» **What to produce**
Show each line that has the string "HSPD" in it.

===== Data shown =====

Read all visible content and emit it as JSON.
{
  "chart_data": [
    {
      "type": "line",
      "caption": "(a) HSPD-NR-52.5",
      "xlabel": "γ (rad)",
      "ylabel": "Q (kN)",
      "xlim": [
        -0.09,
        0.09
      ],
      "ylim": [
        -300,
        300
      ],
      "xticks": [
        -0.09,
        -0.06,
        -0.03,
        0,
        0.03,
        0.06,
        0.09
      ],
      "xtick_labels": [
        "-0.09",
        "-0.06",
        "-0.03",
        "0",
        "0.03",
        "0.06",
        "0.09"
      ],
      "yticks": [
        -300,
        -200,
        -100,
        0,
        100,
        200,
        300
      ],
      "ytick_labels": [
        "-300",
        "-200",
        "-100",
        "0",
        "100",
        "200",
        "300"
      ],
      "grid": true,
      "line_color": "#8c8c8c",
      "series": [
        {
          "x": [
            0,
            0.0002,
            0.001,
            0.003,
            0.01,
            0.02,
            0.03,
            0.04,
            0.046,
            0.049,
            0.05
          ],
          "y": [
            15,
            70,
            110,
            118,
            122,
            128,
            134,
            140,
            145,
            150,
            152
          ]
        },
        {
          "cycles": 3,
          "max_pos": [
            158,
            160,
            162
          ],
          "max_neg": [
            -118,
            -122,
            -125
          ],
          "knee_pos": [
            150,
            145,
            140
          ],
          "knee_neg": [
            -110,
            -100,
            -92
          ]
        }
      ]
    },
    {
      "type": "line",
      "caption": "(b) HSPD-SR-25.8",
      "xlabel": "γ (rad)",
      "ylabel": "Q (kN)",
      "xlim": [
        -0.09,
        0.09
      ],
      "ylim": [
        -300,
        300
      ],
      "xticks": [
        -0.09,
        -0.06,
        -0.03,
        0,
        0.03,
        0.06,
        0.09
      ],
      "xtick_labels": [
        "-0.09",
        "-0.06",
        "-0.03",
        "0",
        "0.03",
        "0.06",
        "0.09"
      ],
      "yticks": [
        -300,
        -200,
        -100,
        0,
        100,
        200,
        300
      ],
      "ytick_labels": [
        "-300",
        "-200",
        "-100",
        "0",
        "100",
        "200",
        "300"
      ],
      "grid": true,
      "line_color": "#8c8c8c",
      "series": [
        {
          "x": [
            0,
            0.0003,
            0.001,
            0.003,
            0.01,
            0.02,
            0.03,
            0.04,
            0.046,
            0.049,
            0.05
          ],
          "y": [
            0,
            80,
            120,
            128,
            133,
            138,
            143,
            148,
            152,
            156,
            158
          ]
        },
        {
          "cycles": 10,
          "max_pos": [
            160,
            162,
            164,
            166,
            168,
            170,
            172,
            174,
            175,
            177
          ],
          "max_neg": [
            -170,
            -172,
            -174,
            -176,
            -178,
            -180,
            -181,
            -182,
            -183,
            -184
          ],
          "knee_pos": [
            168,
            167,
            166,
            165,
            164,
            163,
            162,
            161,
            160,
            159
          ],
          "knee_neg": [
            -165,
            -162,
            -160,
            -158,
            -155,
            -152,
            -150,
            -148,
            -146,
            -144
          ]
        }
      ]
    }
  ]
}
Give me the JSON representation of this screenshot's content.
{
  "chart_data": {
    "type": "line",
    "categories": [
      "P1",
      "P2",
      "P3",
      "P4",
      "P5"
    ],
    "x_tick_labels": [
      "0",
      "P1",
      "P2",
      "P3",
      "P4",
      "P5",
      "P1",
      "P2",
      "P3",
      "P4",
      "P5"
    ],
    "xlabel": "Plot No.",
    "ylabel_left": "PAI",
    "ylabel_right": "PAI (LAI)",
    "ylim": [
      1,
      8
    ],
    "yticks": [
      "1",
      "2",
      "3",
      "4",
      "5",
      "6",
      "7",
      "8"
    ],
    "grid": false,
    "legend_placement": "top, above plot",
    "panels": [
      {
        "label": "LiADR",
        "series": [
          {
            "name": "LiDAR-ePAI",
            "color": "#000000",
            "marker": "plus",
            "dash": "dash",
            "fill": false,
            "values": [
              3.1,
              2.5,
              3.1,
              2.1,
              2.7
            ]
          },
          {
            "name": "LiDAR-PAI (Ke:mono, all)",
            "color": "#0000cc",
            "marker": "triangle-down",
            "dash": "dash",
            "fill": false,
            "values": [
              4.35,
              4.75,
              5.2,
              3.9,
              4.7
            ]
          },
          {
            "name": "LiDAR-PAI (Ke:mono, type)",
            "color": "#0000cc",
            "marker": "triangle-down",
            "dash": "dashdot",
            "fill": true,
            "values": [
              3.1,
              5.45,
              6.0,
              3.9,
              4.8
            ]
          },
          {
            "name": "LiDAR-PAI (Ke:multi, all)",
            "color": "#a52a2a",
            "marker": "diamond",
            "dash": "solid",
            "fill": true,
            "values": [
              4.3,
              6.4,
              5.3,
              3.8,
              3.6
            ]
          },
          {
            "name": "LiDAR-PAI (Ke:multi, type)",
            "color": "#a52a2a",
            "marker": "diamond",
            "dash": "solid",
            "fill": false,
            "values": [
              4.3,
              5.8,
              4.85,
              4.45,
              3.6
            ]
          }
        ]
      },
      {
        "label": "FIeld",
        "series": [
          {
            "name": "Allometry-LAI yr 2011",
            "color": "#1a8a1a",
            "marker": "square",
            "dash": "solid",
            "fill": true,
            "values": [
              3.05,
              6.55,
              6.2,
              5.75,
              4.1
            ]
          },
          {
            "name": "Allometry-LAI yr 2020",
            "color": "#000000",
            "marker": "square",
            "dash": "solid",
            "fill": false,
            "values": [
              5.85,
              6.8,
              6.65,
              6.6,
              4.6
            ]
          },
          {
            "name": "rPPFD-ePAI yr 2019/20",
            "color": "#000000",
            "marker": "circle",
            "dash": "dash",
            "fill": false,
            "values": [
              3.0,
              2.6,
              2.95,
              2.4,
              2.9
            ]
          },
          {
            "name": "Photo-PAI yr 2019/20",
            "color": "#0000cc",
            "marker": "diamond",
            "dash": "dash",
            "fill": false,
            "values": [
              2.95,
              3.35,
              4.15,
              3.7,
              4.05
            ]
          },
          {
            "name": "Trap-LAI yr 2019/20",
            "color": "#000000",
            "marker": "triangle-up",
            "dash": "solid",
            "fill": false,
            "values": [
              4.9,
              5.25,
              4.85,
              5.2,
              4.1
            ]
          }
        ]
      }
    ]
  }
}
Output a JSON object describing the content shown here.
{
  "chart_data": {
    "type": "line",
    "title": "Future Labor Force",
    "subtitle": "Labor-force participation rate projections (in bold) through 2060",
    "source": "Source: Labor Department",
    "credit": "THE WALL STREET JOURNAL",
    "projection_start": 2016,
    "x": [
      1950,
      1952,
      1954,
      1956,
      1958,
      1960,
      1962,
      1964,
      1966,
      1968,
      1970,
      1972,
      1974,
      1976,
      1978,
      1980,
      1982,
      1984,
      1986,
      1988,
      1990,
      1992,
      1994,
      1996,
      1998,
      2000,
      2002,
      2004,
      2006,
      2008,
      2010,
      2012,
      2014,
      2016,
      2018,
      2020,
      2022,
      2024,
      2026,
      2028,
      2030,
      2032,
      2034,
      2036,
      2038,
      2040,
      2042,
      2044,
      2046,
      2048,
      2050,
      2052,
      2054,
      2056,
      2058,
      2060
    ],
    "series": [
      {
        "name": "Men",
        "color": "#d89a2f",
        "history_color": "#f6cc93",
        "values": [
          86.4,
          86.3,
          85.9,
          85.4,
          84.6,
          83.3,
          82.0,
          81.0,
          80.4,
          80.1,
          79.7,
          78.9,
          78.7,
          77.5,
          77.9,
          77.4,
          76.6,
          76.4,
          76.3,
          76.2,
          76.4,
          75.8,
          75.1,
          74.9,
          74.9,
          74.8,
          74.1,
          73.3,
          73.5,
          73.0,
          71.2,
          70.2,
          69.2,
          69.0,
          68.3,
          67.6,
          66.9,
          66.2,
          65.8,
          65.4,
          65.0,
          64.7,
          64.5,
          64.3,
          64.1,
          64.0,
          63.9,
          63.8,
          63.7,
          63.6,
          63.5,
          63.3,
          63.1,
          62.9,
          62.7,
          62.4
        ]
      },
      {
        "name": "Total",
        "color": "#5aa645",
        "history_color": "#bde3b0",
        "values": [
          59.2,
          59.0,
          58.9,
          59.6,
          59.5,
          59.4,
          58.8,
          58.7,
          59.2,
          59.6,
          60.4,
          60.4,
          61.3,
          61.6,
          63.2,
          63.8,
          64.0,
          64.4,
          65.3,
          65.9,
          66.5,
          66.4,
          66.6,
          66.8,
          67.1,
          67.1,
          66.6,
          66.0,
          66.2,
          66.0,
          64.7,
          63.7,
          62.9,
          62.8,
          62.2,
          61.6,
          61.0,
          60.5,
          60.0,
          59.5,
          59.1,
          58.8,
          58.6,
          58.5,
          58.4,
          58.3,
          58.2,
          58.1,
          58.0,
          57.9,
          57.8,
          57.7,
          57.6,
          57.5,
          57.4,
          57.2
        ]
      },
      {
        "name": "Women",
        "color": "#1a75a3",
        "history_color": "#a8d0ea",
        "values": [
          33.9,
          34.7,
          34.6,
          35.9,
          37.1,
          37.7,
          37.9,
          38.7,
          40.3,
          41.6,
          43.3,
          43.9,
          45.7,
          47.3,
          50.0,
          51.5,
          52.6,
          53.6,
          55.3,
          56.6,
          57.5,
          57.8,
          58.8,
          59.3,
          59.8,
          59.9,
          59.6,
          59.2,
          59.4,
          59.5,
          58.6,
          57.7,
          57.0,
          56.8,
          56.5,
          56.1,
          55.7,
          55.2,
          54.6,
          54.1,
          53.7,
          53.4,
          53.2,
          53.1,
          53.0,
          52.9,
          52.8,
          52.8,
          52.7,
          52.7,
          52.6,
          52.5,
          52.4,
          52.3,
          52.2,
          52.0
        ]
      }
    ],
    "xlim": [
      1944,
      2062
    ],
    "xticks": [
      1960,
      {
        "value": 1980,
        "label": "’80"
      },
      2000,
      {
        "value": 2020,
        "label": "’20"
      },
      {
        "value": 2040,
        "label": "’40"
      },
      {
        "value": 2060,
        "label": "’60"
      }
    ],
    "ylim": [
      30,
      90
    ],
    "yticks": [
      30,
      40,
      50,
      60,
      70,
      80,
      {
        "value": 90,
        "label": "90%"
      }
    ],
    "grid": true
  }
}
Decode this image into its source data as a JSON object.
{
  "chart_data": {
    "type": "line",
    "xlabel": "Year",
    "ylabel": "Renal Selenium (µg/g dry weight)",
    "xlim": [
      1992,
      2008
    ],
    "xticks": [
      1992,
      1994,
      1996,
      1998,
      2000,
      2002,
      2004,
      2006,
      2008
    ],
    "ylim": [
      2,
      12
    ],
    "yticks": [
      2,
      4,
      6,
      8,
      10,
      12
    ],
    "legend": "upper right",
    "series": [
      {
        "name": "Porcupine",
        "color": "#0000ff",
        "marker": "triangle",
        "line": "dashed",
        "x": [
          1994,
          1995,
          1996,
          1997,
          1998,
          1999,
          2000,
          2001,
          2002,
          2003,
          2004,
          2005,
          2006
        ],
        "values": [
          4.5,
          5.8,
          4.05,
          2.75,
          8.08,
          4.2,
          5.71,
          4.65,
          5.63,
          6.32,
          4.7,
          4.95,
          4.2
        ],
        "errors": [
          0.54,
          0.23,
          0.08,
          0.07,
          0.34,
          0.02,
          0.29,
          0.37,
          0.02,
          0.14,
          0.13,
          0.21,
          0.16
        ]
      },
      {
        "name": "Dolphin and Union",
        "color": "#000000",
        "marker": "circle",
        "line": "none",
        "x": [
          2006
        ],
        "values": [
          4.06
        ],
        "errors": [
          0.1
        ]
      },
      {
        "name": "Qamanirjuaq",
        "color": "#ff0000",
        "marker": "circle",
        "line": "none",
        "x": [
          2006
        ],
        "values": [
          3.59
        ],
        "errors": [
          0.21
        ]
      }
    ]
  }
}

=====

» **Task solution**
      "caption": "(a) HSPD-NR-52.5",
      "caption": "(b) HSPD-SR-25.8",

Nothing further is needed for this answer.